» **Dataset items**
--------
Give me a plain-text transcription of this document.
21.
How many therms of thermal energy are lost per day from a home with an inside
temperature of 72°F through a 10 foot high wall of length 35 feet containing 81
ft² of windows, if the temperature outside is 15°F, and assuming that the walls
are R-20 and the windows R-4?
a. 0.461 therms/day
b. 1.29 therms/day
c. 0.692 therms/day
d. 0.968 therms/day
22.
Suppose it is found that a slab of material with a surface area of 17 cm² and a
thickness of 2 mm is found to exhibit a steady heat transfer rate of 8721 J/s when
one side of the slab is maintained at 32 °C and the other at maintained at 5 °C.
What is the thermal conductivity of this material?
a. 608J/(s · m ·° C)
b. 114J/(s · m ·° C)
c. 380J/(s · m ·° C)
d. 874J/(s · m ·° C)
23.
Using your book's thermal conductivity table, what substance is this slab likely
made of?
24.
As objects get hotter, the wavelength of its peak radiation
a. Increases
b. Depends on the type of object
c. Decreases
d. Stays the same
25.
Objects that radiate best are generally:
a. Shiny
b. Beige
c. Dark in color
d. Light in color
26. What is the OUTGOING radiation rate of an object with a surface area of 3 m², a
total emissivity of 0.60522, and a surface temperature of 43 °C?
--------
» **GIVEN EXERCISE**
Gather every line from the entries above where the word "therms" appears, and copy them.

» **CORRECT RESPONSE**
How many therms of thermal energy are lost per day from a home with an inside
a. 0.461 therms/day
b. 1.29 therms/day
c. 0.692 therms/day
d. 0.968 therms/day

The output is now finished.